You are to retype all of the data exactly as it appears.
----- Data to use
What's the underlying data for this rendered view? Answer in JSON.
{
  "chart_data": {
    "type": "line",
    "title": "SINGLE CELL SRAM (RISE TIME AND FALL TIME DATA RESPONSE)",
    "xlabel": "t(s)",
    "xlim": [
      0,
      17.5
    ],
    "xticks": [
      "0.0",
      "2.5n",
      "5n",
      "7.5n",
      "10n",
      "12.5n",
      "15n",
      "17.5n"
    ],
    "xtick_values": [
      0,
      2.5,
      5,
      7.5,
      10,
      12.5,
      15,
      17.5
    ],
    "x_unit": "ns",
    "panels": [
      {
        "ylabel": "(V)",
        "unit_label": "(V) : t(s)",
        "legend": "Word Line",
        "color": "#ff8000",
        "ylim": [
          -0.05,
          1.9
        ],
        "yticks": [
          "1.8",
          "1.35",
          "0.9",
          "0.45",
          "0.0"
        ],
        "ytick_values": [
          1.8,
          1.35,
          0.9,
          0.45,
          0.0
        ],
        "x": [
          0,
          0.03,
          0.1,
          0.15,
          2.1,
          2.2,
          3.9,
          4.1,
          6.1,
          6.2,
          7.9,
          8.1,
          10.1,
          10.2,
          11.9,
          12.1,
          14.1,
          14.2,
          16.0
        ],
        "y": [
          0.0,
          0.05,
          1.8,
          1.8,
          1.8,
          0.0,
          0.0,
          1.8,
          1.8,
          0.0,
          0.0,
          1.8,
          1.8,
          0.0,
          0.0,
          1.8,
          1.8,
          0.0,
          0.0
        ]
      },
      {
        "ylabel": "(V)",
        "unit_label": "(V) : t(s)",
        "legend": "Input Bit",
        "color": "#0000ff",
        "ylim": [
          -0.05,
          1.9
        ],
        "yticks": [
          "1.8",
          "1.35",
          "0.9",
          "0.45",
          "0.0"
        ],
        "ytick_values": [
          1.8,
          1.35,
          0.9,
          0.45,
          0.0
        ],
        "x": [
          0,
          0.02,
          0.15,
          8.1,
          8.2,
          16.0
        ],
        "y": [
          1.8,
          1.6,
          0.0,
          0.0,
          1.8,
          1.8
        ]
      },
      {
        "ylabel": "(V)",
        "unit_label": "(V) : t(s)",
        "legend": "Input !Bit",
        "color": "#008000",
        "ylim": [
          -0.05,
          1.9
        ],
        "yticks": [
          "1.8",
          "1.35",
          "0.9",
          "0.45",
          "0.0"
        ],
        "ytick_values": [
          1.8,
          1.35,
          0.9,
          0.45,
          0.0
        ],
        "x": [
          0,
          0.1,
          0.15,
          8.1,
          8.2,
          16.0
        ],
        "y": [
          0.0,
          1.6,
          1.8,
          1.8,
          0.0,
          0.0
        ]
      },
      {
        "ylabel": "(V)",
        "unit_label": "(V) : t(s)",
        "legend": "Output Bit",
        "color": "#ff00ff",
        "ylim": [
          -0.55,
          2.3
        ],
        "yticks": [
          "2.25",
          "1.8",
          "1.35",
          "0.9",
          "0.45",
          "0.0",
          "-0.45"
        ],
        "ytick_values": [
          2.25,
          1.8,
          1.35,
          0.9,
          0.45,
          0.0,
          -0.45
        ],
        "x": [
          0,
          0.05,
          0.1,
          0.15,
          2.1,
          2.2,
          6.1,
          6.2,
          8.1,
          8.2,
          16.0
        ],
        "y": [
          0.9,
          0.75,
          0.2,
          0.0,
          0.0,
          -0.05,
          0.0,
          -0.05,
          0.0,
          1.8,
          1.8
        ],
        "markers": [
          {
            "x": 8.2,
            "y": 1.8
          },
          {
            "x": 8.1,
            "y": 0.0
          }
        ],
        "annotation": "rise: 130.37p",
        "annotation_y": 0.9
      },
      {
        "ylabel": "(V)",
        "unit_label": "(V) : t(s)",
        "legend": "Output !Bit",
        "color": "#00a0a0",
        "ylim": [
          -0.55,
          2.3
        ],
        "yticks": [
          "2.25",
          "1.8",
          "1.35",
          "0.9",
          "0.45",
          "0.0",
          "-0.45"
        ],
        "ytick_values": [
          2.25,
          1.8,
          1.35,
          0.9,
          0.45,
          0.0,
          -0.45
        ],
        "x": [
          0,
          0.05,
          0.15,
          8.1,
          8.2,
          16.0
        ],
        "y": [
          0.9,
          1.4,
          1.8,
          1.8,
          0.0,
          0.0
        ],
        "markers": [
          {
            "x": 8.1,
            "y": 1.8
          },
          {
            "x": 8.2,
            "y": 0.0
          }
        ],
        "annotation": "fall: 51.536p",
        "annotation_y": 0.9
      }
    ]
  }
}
----------
== Result ==
What's the underlying data for this rendered view? Answer in JSON.
{
  "chart_data": {
    "type": "line",
    "title": "SINGLE CELL SRAM (RISE TIME AND FALL TIME DATA RESPONSE)",
    "xlabel": "t(s)",
    "xlim": [
      0,
      17.5
    ],
    "xticks": [
      "0.0",
      "2.5n",
      "5n",
      "7.5n",
      "10n",
      "12.5n",
      "15n",
      "17.5n"
    ],
    "xtick_values": [
      0,
      2.5,
      5,
      7.5,
      10,
      12.5,
      15,
      17.5
    ],
    "x_unit": "ns",
    "panels": [
      {
        "ylabel": "(V)",
        "unit_label": "(V) : t(s)",
        "legend": "Word Line",
        "color": "#ff8000",
        "ylim": [
          -0.05,
          1.9
        ],
        "yticks": [
          "1.8",
          "1.35",
          "0.9",
          "0.45",
          "0.0"
        ],
        "ytick_values": [
          1.8,
          1.35,
          0.9,
          0.45,
          0.0
        ],
        "x": [
          0,
          0.03,
          0.1,
          0.15,
          2.1,
          2.2,
          3.9,
          4.1,
          6.1,
          6.2,
          7.9,
          8.1,
          10.1,
          10.2,
          11.9,
          12.1,
          14.1,
          14.2,
          16.0
        ],
        "y": [
          0.0,
          0.05,
          1.8,
          1.8,
          1.8,
          0.0,
          0.0,
          1.8,
          1.8,
          0.0,
          0.0,
          1.8,
          1.8,
          0.0,
          0.0,
          1.8,
          1.8,
          0.0,
          0.0
        ]
      },
      {
        "ylabel": "(V)",
        "unit_label": "(V) : t(s)",
        "legend": "Input Bit",
        "color": "#0000ff",
        "ylim": [
          -0.05,
          1.9
        ],
        "yticks": [
          "1.8",
          "1.35",
          "0.9",
          "0.45",
          "0.0"
        ],
        "ytick_values": [
          1.8,
          1.35,
          0.9,
          0.45,
          0.0
        ],
        "x": [
          0,
          0.02,
          0.15,
          8.1,
          8.2,
          16.0
        ],
        "y": [
          1.8,
          1.6,
          0.0,
          0.0,
          1.8,
          1.8
        ]
      },
      {
        "ylabel": "(V)",
        "unit_label": "(V) : t(s)",
        "legend": "Input !Bit",
        "color": "#008000",
        "ylim": [
          -0.05,
          1.9
        ],
        "yticks": [
          "1.8",
          "1.35",
          "0.9",
          "0.45",
          "0.0"
        ],
        "ytick_values": [
          1.8,
          1.35,
          0.9,
          0.45,
          0.0
        ],
        "x": [
          0,
          0.1,
          0.15,
          8.1,
          8.2,
          16.0
        ],
        "y": [
          0.0,
          1.6,
          1.8,
          1.8,
          0.0,
          0.0
        ]
      },
      {
        "ylabel": "(V)",
        "unit_label": "(V) : t(s)",
        "legend": "Output Bit",
        "color": "#ff00ff",
        "ylim": [
          -0.55,
          2.3
        ],
        "yticks": [
          "2.25",
          "1.8",
          "1.35",
          "0.9",
          "0.45",
          "0.0",
          "-0.45"
        ],
        "ytick_values": [
          2.25,
          1.8,
          1.35,
          0.9,
          0.45,
          0.0,
          -0.45
        ],
        "x": [
          0,
          0.05,
          0.1,
          0.15,
          2.1,
          2.2,
          6.1,
          6.2,
          8.1,
          8.2,
          16.0
        ],
        "y": [
          0.9,
          0.75,
          0.2,
          0.0,
          0.0,
          -0.05,
          0.0,
          -0.05,
          0.0,
          1.8,
          1.8
        ],
        "markers": [
          {
            "x": 8.2,
            "y": 1.8
          },
          {
            "x": 8.1,
            "y": 0.0
          }
        ],
        "annotation": "rise: 130.37p",
        "annotation_y": 0.9
      },
      {
        "ylabel": "(V)",
        "unit_label": "(V) : t(s)",
        "legend": "Output !Bit",
        "color": "#00a0a0",
        "ylim": [
          -0.55,
          2.3
        ],
        "yticks": [
          "2.25",
          "1.8",
          "1.35",
          "0.9",
          "0.45",
          "0.0",
          "-0.45"
        ],
        "ytick_values": [
          2.25,
          1.8,
          1.35,
          0.9,
          0.45,
          0.0,
          -0.45
        ],
        "x": [
          0,
          0.05,
          0.15,
          8.1,
          8.2,
          16.0
        ],
        "y": [
          0.9,
          1.4,
          1.8,
          1.8,
          0.0,
          0.0
        ],
        "markers": [
          {
            "x": 8.1,
            "y": 1.8
          },
          {
            "x": 8.2,
            "y": 0.0
          }
        ],
        "annotation": "fall: 51.536p",
        "annotation_y": 0.9
      }
    ]
  }
}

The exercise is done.